● **REQUIRED TASK**
Search the listing below for "Instructions". Copy each matching line.

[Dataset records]
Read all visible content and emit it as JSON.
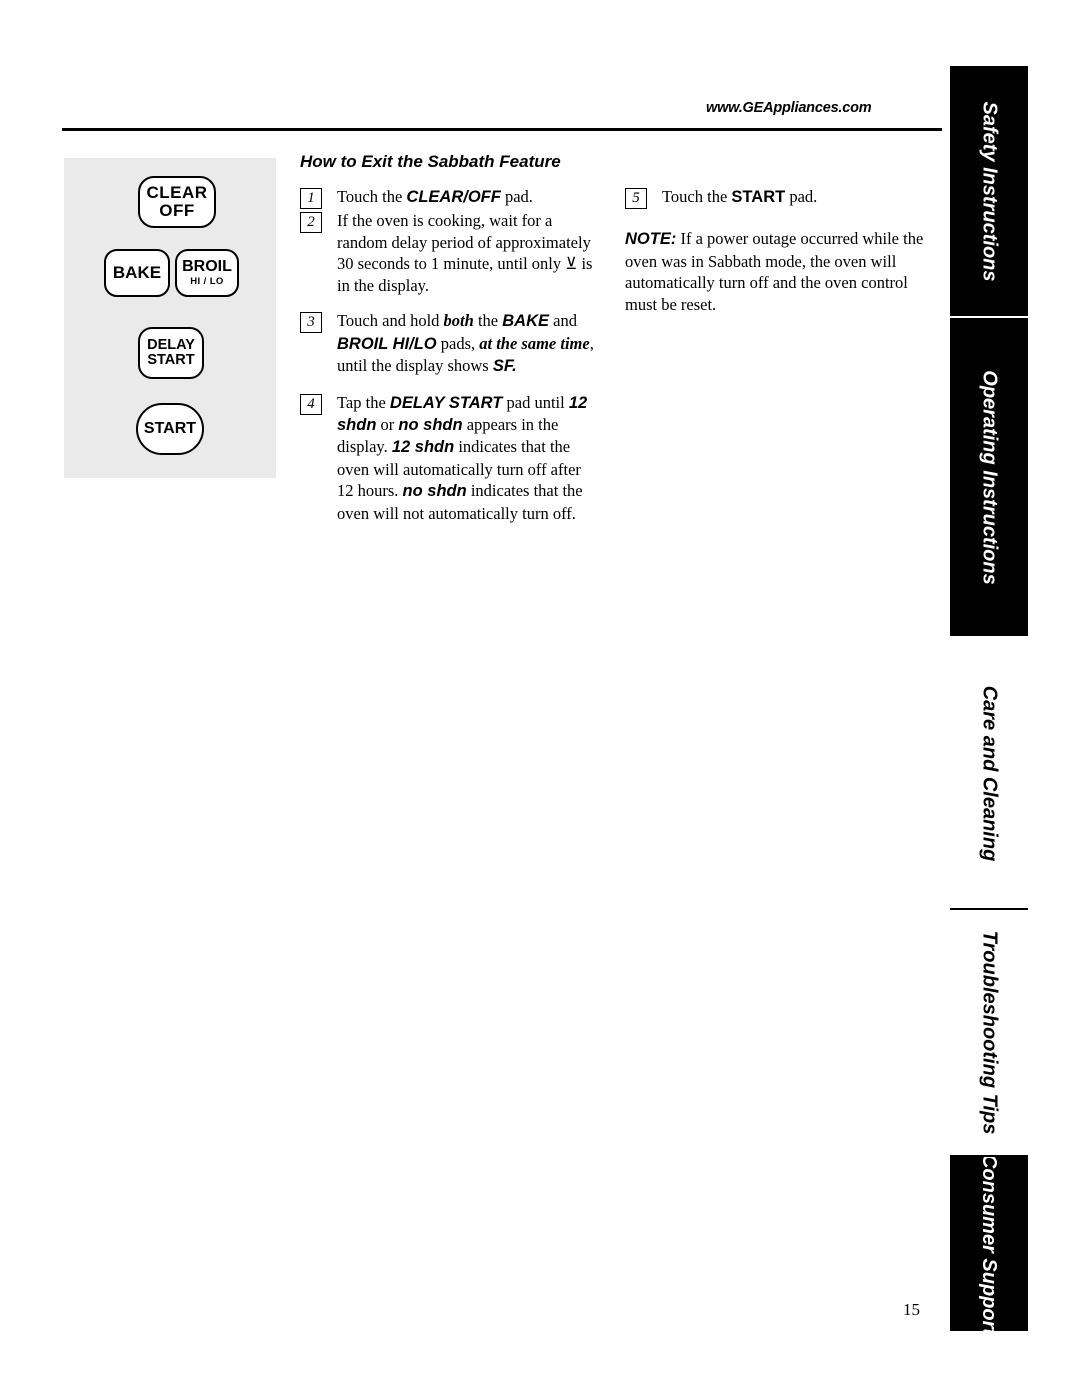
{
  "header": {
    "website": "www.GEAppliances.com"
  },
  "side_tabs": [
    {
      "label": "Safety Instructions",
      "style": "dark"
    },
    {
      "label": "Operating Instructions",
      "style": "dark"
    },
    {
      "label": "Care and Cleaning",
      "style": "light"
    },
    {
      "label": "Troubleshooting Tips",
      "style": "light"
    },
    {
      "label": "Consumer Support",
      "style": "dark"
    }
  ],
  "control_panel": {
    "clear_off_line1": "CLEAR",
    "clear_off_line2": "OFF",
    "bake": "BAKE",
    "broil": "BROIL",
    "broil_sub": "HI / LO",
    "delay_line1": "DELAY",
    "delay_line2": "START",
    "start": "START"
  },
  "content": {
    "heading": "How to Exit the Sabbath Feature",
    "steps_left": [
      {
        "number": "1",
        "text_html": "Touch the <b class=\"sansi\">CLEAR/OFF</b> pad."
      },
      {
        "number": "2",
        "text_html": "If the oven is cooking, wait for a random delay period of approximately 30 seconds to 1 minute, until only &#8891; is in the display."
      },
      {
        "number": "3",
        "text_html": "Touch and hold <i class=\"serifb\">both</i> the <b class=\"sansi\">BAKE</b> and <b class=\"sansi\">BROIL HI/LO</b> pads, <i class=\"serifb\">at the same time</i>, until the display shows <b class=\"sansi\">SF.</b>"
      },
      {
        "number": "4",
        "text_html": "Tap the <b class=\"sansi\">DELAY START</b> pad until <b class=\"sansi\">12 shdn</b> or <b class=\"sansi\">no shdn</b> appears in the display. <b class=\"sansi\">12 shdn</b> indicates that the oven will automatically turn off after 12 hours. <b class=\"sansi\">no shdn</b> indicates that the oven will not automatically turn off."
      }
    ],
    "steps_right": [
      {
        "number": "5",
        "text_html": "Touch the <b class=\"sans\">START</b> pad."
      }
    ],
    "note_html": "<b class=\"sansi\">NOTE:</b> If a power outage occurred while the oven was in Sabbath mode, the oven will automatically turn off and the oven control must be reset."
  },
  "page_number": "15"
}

● **FINAL RESULT**
      "label": "Safety Instructions",
      "label": "Operating Instructions",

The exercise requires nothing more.